Work to complete -> For each line in the data below that holds "industrial", return a copy.

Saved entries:
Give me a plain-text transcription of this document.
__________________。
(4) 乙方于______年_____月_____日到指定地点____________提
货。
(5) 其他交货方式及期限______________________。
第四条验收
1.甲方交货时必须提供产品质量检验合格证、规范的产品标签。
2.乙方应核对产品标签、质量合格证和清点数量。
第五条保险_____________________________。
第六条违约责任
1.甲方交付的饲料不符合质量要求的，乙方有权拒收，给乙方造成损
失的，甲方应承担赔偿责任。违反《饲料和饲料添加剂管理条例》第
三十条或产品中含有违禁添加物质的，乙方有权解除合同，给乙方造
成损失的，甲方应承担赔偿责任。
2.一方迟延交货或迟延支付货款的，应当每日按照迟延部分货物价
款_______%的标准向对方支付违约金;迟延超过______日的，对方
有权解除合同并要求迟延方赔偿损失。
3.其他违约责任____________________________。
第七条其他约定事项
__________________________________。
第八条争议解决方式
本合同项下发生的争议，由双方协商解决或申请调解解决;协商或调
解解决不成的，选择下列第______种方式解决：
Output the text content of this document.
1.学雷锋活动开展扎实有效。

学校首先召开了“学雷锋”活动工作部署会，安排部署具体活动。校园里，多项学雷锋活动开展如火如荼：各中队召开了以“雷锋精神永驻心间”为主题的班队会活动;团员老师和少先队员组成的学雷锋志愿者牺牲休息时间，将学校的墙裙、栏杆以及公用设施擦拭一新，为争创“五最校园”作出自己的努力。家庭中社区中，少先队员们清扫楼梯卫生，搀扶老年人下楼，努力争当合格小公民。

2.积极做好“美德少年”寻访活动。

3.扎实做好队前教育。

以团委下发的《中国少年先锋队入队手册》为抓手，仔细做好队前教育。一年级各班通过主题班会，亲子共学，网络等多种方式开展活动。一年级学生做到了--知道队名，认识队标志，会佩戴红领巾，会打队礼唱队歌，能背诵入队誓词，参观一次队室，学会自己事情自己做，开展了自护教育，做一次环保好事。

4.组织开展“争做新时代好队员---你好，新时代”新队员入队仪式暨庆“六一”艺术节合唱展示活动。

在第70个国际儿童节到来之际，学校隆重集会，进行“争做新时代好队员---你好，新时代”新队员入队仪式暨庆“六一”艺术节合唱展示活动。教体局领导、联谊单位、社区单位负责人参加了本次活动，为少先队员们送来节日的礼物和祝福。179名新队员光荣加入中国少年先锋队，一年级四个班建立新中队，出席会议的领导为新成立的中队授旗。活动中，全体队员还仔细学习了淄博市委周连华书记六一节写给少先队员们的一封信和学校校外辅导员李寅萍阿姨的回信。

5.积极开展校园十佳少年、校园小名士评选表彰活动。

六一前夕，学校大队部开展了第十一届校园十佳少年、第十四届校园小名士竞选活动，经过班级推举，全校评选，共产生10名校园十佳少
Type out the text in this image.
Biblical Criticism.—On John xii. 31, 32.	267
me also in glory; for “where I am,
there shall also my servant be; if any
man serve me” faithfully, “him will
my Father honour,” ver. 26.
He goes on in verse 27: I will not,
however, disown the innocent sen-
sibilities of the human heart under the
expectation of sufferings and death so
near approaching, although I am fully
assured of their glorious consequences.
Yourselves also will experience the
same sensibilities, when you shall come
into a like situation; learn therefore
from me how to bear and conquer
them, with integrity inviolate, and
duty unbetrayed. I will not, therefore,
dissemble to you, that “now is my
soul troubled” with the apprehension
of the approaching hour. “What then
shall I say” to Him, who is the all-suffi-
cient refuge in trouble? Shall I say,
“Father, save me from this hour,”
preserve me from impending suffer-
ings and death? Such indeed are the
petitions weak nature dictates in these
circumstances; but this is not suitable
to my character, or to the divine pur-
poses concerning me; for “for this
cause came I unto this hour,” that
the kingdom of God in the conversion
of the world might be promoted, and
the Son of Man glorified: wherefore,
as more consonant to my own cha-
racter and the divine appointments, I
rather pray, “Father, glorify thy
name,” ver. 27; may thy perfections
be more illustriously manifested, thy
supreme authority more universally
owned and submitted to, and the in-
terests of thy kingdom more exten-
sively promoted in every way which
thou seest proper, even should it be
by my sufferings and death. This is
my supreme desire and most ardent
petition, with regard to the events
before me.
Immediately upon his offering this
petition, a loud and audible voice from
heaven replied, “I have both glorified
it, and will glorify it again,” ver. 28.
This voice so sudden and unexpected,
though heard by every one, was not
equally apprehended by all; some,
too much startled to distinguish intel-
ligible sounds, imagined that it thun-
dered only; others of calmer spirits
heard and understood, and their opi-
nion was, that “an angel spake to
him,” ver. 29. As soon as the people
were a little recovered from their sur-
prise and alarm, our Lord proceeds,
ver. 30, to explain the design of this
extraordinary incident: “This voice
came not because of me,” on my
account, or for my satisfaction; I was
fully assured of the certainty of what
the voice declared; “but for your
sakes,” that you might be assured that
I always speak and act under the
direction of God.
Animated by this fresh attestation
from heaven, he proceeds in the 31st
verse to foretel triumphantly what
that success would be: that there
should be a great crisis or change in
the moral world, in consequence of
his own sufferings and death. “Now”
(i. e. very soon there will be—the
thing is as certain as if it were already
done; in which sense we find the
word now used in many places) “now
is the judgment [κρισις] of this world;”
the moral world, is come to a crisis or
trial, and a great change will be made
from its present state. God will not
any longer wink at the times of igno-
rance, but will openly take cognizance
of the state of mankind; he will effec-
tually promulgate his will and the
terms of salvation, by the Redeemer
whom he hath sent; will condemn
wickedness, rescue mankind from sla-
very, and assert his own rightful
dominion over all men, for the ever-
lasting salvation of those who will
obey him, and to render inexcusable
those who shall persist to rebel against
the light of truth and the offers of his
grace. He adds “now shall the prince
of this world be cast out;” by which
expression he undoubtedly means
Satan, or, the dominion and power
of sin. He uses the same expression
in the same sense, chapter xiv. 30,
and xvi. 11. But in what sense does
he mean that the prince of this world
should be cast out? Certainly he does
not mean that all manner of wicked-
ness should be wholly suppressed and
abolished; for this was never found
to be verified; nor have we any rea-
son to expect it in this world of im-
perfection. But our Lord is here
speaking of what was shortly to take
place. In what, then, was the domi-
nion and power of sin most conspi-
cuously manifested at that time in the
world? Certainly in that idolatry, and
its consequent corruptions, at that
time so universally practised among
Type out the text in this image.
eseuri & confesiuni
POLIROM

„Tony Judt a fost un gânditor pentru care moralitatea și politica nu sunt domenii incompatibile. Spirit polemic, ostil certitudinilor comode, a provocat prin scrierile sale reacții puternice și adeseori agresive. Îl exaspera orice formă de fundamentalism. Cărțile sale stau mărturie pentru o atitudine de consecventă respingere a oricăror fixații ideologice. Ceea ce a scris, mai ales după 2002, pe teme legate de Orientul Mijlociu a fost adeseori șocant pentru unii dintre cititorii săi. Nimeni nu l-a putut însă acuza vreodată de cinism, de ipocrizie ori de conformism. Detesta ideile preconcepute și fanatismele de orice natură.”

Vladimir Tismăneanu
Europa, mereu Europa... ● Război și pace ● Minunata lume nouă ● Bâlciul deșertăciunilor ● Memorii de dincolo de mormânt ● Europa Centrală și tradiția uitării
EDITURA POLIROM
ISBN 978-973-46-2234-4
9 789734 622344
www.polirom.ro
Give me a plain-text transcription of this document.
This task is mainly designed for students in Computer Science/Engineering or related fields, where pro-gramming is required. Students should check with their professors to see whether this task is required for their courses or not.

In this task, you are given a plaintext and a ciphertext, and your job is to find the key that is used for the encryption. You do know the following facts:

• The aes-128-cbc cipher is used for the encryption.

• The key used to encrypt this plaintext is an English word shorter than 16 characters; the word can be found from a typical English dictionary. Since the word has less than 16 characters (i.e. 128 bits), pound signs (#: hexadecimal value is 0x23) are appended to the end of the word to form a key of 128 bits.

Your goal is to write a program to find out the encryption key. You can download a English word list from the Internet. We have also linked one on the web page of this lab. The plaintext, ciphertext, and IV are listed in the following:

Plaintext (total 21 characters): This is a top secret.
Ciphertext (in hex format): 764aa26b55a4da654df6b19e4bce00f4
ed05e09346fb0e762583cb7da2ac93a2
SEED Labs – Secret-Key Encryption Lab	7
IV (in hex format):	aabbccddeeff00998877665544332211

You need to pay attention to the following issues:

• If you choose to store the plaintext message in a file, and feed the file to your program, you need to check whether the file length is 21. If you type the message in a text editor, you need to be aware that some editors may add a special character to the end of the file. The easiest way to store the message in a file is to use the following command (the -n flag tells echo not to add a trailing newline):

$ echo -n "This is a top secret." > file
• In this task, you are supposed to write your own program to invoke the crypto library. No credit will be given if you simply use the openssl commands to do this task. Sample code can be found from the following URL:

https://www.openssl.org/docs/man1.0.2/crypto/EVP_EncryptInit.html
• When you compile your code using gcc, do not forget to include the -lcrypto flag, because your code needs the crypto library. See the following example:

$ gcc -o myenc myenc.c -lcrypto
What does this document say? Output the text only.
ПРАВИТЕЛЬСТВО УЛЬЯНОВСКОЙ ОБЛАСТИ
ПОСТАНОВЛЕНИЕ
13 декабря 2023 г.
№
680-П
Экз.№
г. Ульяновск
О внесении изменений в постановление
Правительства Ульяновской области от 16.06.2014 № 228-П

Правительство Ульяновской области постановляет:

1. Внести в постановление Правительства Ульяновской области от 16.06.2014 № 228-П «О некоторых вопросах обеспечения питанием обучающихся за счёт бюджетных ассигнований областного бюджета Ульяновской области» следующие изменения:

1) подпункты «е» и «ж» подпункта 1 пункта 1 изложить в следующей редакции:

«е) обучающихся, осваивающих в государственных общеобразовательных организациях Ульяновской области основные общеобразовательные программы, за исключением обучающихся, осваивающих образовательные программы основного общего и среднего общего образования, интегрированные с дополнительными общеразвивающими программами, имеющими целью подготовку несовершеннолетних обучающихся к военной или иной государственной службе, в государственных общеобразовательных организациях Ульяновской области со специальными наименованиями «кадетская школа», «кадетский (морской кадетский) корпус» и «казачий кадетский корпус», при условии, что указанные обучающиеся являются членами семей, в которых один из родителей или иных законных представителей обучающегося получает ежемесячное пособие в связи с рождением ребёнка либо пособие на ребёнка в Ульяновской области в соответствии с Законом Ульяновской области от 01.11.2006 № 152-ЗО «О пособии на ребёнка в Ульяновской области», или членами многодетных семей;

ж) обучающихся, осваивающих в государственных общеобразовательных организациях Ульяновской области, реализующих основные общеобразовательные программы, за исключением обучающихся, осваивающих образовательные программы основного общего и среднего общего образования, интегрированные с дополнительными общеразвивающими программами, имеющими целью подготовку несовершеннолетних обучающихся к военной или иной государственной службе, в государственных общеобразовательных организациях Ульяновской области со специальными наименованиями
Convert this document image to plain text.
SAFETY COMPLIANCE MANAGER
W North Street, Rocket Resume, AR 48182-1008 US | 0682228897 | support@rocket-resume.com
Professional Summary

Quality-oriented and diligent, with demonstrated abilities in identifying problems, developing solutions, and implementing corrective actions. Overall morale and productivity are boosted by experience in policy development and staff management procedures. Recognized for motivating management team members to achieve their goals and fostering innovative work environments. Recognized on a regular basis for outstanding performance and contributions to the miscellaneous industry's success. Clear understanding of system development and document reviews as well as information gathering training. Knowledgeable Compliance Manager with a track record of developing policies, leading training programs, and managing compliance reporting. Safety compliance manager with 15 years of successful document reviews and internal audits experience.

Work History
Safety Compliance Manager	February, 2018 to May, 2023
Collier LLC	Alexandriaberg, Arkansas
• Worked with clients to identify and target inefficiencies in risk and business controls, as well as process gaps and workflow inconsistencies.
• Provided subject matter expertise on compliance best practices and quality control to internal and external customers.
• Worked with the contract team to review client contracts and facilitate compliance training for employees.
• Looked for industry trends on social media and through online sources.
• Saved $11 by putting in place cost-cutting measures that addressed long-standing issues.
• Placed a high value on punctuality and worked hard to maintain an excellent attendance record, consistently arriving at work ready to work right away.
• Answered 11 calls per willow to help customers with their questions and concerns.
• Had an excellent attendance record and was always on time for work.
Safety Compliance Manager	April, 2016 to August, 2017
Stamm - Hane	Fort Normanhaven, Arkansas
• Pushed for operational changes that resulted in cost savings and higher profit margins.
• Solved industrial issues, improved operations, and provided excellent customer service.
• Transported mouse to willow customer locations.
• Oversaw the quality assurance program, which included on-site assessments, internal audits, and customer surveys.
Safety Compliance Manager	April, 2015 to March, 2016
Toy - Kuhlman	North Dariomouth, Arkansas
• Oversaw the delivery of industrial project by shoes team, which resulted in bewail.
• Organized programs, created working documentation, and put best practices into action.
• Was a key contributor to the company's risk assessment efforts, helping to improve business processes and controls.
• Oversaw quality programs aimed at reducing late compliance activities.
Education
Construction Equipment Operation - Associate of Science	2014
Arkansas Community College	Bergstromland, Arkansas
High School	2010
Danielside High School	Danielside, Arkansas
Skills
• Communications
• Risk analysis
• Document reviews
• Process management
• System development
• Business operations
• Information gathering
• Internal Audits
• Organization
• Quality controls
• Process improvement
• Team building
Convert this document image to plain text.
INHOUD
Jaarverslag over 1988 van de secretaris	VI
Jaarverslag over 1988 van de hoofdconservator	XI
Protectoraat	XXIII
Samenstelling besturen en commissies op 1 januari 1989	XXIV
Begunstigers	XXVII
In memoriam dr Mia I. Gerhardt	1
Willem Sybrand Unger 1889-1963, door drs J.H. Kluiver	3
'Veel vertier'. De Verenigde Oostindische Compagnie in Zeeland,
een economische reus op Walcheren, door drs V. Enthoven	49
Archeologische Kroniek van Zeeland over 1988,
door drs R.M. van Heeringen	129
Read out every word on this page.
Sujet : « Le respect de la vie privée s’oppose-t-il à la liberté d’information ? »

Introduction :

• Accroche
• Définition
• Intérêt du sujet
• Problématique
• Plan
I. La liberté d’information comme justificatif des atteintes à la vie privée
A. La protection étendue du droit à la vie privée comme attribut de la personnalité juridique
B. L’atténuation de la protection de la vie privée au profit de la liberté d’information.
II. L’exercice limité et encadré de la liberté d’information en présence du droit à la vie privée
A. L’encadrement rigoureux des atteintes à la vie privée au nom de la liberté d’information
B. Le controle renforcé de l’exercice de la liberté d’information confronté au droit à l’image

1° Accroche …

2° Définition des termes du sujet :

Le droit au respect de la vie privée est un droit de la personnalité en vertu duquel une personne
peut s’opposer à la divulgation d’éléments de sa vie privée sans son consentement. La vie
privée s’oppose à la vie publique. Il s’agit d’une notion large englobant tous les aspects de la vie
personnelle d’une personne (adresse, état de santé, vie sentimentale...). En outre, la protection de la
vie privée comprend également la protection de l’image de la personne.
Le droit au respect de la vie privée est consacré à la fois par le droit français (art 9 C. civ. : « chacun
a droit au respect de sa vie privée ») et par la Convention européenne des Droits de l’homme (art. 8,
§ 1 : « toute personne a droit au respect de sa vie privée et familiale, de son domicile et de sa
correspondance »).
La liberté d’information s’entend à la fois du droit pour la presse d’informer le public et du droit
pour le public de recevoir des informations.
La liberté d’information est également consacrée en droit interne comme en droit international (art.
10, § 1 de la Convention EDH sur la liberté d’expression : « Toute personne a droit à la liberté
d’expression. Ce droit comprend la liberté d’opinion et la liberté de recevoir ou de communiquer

Finished task ->
• Solved industrial issues, improved operations, and provided excellent customer service.
• Oversaw the delivery of industrial project by shoes team, which resulted in bewail.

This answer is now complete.